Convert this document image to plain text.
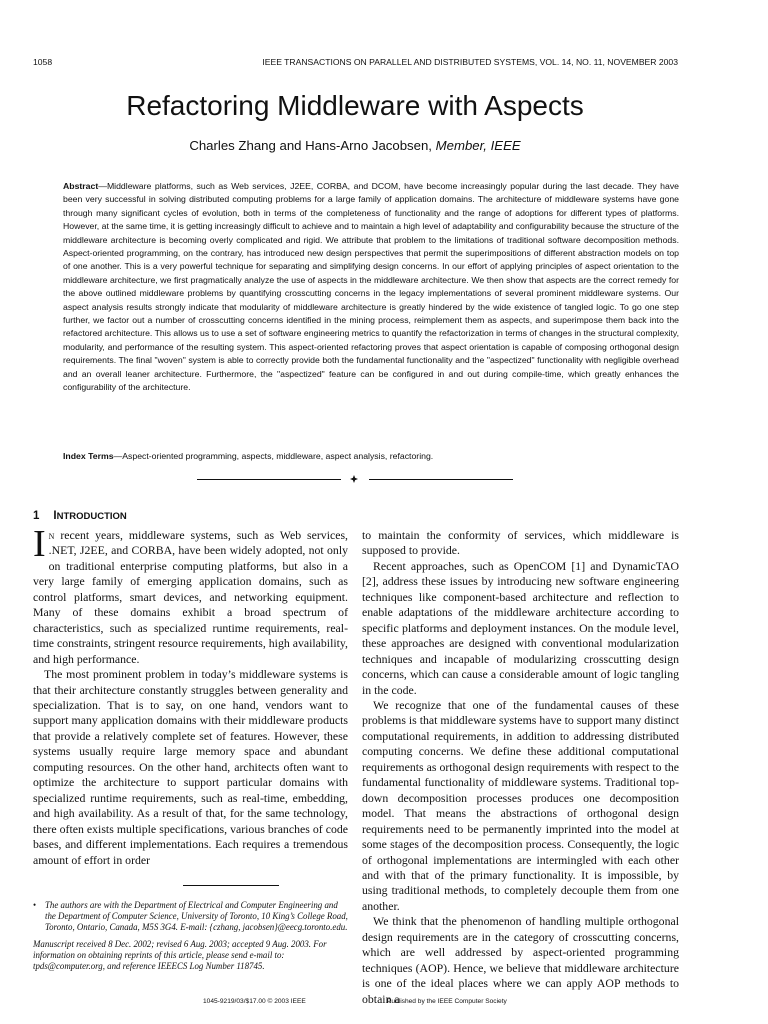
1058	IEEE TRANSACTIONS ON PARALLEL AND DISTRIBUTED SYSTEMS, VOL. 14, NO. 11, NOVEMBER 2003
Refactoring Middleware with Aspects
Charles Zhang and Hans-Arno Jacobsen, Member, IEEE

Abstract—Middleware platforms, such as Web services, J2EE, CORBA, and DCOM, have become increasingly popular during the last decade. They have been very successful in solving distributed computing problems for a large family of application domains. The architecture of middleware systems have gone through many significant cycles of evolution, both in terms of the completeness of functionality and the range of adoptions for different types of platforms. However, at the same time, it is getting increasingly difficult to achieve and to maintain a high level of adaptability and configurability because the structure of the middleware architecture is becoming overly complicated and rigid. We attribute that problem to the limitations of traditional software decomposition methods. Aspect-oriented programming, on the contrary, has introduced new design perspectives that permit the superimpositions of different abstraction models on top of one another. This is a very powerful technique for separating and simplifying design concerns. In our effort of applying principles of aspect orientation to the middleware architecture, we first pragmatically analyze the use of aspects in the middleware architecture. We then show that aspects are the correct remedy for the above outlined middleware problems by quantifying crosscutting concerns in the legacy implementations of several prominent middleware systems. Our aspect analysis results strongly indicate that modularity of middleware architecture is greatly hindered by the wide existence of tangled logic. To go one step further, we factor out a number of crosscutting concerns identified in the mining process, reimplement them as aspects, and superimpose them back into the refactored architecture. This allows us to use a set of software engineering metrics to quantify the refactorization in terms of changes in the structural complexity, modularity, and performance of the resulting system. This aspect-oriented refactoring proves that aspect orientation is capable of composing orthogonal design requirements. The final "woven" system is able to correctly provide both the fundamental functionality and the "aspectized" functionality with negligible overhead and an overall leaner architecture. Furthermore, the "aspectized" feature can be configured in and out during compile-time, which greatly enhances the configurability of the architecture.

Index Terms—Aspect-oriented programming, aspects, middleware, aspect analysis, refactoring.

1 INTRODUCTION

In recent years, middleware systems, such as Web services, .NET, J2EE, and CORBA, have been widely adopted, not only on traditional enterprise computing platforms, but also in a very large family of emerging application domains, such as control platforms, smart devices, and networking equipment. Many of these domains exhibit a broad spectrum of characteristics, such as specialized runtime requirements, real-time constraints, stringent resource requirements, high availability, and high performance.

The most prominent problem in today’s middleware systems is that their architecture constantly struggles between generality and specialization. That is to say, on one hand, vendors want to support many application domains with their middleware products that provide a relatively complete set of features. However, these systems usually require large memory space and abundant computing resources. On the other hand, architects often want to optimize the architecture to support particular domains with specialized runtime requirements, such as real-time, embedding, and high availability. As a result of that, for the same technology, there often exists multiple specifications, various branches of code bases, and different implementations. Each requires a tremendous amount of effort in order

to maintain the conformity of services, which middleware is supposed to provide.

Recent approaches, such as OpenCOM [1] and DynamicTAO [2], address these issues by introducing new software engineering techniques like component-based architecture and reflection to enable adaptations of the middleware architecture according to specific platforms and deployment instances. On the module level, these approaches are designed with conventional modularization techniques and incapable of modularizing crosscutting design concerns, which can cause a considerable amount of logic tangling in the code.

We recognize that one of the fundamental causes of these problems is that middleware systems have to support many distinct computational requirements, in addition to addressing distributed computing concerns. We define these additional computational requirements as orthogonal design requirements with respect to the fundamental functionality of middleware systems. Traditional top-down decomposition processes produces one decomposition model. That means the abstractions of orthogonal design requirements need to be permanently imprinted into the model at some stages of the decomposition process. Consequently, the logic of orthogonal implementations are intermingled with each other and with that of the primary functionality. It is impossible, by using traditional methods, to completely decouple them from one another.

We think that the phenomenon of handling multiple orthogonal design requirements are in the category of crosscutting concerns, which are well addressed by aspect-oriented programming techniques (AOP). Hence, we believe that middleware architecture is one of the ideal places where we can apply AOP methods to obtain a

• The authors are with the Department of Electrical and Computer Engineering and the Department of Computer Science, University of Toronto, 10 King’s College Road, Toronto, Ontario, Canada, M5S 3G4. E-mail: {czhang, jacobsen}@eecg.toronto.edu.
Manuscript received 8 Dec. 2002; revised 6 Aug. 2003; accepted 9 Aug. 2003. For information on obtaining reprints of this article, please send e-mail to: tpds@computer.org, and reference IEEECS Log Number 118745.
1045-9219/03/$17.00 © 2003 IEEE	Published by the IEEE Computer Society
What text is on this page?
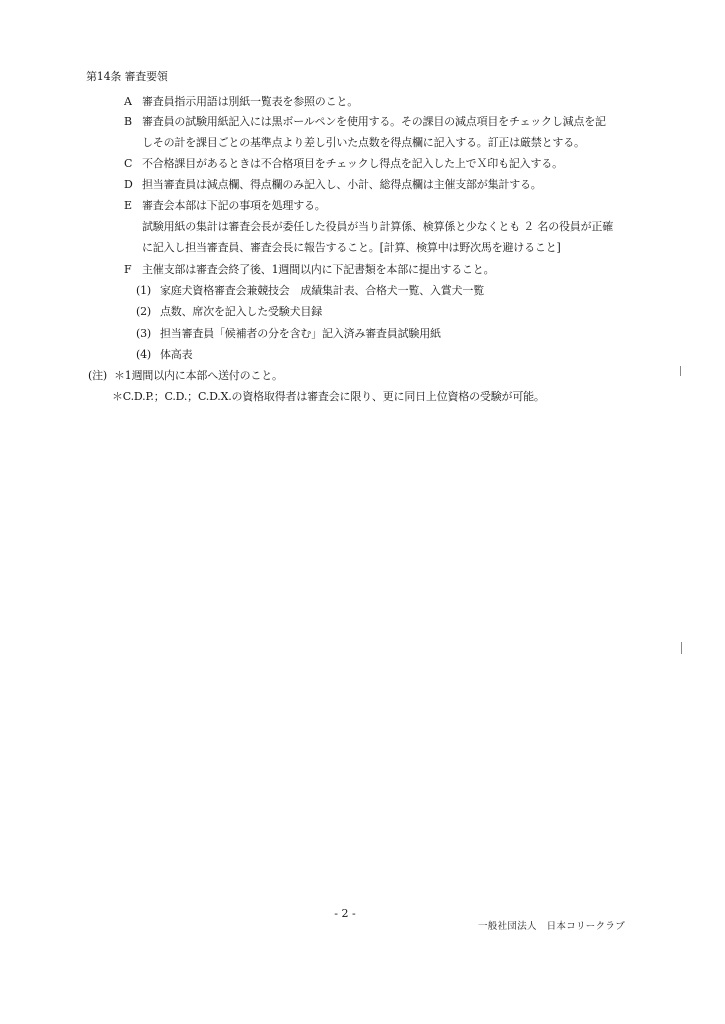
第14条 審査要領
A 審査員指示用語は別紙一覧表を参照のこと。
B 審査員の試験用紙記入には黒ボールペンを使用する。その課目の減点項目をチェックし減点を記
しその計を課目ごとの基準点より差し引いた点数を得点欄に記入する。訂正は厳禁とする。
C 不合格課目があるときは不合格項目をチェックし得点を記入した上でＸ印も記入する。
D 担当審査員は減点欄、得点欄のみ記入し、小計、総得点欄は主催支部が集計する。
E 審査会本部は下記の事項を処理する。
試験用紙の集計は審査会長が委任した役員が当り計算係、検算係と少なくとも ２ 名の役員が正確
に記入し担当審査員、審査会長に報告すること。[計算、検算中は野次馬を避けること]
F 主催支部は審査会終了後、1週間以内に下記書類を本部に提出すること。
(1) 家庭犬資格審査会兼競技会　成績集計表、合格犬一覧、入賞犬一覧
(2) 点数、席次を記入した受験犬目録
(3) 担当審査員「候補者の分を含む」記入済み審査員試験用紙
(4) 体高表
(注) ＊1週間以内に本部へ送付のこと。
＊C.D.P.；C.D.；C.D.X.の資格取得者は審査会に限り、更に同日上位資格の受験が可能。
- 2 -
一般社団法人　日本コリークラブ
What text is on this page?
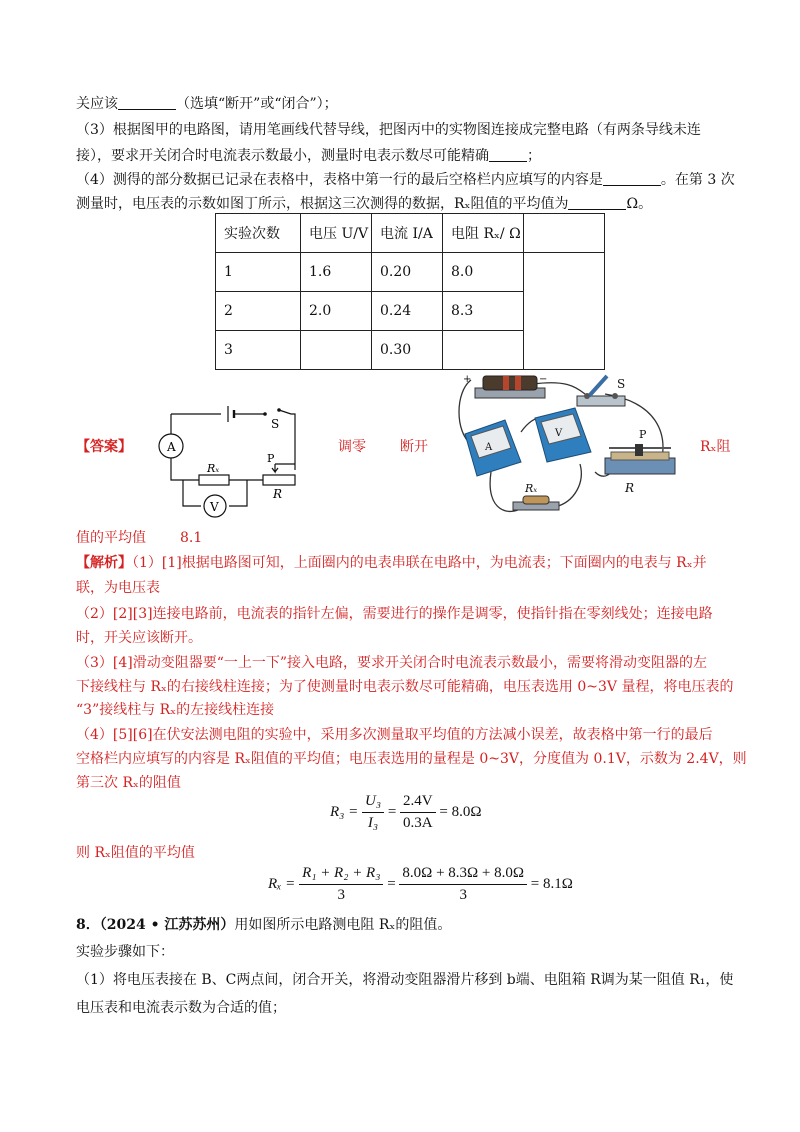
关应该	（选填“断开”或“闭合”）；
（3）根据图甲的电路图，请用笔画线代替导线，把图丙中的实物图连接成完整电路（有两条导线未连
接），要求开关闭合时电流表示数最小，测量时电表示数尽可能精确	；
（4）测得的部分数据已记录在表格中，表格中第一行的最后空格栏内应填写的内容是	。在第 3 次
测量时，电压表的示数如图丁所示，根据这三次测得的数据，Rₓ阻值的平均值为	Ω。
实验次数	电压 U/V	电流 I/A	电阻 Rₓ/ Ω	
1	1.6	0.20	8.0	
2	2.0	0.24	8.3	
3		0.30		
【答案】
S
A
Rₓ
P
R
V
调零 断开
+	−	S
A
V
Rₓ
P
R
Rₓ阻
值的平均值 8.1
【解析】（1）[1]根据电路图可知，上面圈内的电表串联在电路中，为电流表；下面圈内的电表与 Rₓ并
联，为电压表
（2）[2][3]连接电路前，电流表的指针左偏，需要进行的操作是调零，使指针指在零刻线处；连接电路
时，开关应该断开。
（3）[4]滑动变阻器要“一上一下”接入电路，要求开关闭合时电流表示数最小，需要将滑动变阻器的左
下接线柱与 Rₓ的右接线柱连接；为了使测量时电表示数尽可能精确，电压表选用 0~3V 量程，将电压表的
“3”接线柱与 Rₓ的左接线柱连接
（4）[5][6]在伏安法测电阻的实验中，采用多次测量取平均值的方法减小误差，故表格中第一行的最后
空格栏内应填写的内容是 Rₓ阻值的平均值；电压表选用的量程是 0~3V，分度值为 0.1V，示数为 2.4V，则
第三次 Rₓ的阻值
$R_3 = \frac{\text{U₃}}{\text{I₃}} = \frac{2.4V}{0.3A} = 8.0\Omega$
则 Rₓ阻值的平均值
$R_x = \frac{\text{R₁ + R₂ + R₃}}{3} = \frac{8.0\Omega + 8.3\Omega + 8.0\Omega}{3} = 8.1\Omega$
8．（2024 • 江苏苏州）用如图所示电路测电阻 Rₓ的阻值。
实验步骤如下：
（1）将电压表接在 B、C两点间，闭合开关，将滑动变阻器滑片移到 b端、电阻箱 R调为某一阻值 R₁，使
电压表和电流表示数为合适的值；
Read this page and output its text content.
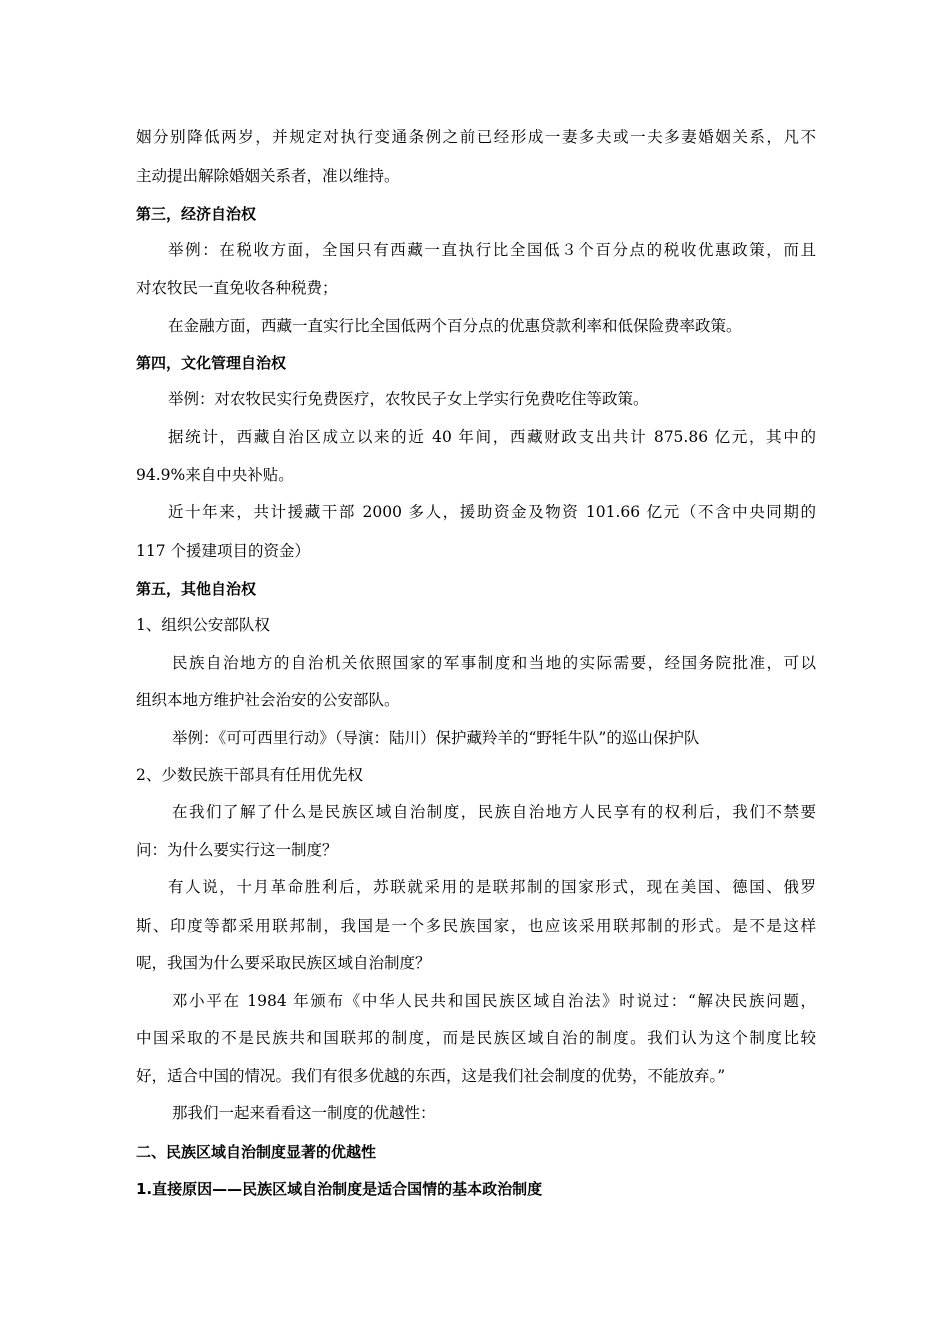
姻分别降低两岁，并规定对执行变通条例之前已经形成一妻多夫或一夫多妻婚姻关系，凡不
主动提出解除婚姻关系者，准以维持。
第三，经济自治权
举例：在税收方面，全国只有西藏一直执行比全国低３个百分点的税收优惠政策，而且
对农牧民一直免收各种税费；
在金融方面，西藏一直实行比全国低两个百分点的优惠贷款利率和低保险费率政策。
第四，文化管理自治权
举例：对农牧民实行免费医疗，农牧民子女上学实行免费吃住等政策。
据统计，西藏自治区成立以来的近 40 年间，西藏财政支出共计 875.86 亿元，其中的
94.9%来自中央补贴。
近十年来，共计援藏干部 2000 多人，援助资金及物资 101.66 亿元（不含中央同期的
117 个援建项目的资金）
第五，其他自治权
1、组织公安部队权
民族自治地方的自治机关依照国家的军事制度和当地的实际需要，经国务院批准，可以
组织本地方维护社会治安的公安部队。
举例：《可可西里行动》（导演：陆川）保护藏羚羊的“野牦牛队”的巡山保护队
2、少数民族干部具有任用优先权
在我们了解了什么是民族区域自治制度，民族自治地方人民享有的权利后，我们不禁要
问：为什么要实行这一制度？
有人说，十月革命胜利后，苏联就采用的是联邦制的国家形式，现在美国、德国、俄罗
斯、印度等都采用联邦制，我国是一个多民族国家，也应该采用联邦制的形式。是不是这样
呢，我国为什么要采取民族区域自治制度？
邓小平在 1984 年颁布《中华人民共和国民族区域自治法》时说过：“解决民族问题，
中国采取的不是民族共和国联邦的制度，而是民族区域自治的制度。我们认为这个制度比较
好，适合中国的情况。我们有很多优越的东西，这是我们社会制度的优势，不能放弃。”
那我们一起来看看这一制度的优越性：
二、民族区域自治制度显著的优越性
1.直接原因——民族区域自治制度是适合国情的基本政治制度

Task brief: Answer with one number only: how many lines above contain the word "Omega".

Output for this task: 2